* Problem to work on *
Count how many lines contain the word "Historical". Respond with the number alone.

— START —

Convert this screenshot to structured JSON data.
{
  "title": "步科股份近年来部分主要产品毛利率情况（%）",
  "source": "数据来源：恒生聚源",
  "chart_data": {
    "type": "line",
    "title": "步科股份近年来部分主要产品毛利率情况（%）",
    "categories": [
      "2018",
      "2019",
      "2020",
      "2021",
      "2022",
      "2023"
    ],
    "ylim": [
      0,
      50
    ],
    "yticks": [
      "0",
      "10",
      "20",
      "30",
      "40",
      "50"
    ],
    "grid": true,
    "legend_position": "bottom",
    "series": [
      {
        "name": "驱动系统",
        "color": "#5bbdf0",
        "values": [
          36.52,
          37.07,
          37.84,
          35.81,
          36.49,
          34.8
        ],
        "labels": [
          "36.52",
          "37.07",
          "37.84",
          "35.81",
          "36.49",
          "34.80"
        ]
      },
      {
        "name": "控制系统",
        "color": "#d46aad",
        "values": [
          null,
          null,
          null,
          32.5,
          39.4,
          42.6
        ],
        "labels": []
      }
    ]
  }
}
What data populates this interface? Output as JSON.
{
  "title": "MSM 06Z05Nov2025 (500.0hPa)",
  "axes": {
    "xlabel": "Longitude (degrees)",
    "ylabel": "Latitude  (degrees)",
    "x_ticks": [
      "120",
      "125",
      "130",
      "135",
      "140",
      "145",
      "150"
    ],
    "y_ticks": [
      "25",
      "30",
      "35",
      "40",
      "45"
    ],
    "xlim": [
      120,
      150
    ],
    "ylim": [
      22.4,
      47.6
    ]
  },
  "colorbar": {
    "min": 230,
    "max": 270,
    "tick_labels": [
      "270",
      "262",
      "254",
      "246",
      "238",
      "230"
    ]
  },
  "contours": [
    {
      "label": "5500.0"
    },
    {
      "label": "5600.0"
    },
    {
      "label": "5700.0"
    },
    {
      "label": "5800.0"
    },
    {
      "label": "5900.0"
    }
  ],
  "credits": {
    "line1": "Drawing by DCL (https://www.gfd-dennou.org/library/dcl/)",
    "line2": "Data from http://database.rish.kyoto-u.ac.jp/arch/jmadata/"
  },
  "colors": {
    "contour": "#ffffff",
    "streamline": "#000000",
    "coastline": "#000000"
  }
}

— END —
— START —

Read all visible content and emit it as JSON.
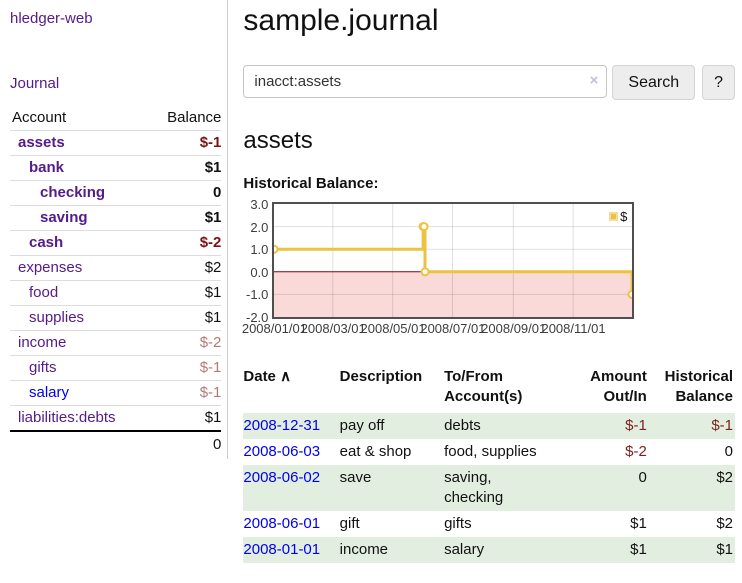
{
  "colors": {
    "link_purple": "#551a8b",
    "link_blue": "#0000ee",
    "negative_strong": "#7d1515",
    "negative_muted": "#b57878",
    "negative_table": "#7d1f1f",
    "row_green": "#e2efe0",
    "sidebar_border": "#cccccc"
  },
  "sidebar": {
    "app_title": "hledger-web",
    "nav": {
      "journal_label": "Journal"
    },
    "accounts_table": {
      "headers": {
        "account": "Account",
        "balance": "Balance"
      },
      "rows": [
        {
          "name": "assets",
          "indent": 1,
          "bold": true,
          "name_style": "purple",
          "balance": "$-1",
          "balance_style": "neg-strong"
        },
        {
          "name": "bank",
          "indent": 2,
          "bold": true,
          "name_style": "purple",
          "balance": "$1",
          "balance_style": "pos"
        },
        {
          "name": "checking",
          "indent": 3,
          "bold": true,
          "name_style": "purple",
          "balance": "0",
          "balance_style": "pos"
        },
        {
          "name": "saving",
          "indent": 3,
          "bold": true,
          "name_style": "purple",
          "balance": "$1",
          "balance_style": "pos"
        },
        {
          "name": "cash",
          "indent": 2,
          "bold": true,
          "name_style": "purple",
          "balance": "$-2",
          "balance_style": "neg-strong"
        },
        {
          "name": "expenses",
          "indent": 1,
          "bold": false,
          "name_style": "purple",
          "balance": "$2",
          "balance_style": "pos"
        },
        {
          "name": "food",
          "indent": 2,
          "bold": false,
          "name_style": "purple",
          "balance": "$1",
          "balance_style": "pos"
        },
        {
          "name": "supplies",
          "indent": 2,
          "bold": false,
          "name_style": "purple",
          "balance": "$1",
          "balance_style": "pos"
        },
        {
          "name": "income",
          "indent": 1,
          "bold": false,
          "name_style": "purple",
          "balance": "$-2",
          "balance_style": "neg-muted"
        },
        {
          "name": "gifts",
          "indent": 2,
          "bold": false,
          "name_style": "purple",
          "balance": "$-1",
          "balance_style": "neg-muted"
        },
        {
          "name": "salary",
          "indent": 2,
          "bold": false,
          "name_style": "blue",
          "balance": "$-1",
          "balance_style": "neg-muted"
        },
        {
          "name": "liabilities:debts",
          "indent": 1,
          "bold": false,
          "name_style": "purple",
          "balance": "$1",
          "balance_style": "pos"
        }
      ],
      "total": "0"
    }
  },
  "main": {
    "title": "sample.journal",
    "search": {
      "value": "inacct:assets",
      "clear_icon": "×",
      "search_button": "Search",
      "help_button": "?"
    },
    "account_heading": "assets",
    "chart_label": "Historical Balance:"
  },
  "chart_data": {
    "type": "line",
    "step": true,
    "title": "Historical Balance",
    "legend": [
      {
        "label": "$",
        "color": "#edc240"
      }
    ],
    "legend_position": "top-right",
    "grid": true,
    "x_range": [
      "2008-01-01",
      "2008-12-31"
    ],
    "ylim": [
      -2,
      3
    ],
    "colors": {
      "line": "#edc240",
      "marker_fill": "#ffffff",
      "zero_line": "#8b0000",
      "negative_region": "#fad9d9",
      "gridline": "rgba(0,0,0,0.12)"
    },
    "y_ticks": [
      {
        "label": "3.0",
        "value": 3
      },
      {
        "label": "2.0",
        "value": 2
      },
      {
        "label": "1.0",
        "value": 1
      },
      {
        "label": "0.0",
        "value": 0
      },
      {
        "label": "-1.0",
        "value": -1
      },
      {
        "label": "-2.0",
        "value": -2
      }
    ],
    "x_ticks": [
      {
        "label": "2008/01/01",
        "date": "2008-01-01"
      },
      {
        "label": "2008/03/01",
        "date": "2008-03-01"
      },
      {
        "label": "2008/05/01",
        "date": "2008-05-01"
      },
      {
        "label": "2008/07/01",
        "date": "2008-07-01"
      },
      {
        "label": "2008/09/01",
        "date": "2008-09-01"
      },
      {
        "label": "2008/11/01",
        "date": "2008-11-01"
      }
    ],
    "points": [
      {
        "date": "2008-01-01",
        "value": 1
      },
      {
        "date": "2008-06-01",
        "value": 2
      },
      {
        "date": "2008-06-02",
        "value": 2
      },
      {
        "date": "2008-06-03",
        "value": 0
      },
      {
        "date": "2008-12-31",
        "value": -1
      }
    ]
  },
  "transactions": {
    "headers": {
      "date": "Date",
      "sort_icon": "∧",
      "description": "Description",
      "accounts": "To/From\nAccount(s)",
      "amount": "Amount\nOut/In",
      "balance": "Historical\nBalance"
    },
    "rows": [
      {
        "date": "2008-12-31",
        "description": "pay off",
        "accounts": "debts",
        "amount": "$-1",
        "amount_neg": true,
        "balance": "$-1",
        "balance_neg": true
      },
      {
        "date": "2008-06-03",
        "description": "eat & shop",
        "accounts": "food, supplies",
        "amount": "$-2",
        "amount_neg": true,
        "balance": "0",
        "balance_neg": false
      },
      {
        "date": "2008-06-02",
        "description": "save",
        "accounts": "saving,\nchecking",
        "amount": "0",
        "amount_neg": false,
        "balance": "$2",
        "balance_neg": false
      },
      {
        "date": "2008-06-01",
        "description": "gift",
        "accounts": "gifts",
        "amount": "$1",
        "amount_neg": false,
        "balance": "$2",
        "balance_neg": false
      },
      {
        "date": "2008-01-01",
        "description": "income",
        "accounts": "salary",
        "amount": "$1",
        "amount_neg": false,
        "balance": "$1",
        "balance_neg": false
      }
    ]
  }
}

— END —
— START —

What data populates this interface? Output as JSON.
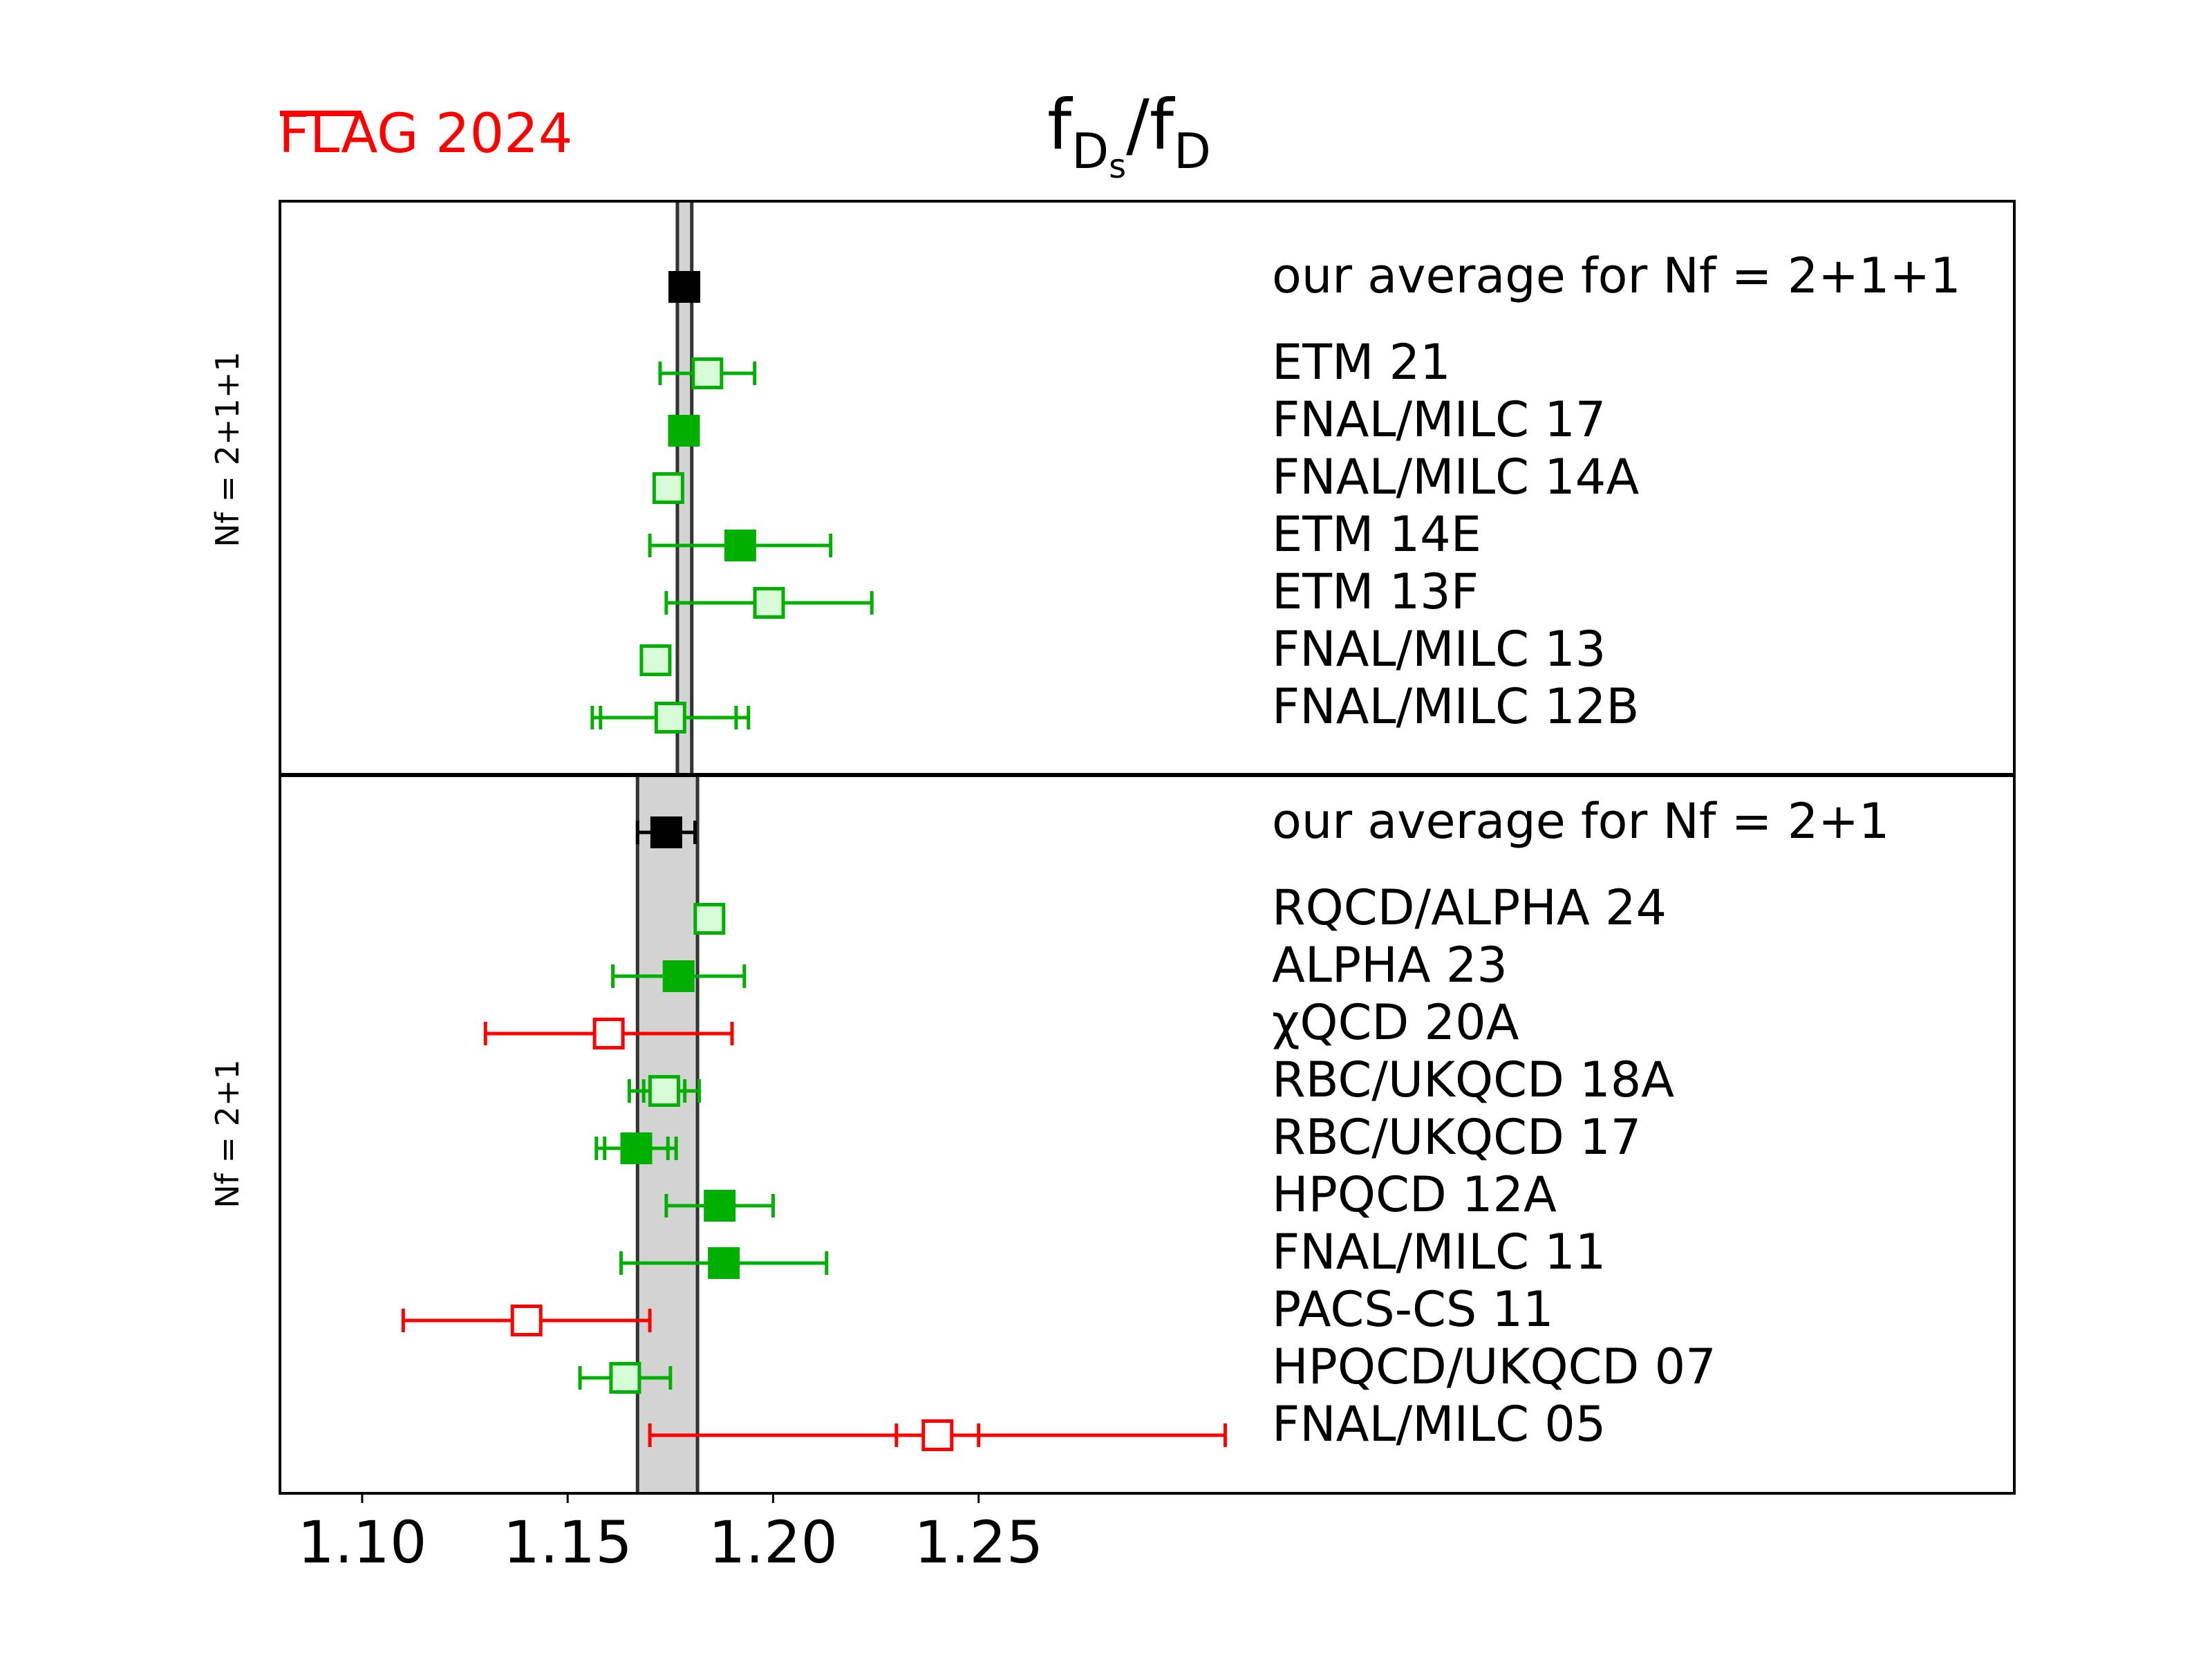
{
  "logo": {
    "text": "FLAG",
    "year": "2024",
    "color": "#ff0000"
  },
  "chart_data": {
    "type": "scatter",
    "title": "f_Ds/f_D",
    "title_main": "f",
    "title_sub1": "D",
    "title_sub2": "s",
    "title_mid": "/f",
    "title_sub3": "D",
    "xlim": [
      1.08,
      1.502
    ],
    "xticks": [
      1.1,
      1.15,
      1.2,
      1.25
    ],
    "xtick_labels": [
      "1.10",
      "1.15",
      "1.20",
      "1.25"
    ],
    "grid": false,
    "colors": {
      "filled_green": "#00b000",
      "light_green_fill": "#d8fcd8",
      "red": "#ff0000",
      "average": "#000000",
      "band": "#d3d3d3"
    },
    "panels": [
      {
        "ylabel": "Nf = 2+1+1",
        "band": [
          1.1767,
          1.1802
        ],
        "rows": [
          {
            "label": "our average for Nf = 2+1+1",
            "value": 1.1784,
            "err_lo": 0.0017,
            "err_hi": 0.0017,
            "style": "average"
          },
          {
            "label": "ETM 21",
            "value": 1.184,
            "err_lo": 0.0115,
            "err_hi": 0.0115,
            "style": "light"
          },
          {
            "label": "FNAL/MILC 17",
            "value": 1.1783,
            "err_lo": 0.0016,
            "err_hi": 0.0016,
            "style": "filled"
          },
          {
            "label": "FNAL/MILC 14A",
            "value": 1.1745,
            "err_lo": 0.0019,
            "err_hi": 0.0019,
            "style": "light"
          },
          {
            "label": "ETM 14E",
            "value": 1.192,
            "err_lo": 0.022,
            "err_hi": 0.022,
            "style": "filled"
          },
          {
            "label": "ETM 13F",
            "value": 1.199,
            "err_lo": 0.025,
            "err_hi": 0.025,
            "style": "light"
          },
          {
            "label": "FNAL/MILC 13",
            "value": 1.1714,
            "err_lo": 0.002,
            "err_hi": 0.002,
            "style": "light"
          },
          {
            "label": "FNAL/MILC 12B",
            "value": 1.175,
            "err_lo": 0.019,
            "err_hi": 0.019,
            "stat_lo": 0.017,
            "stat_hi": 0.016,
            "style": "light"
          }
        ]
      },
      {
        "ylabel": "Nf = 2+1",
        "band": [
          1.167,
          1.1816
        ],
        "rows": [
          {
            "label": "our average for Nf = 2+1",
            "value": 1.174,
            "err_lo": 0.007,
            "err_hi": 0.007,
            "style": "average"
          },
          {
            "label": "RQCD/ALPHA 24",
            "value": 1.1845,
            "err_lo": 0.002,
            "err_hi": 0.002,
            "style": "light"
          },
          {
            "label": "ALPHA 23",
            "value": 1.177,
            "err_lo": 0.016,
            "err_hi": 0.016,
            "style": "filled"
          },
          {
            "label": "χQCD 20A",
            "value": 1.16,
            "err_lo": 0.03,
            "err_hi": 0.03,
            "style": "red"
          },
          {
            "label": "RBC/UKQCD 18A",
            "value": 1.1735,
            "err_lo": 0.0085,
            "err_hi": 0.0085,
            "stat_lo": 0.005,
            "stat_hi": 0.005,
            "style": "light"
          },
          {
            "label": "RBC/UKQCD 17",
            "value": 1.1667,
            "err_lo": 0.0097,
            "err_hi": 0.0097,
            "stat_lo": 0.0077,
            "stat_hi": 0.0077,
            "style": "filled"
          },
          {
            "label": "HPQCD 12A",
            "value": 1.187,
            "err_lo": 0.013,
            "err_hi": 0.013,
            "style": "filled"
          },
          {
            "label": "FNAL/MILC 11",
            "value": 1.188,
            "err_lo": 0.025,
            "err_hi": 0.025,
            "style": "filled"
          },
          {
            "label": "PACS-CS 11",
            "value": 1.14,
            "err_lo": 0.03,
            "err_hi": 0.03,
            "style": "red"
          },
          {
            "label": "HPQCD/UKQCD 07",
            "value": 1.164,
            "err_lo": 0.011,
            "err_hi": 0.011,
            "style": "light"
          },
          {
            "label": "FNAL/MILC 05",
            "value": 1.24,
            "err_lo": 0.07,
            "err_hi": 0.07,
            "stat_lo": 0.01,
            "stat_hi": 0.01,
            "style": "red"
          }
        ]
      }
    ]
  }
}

— END —

* Full answer *
3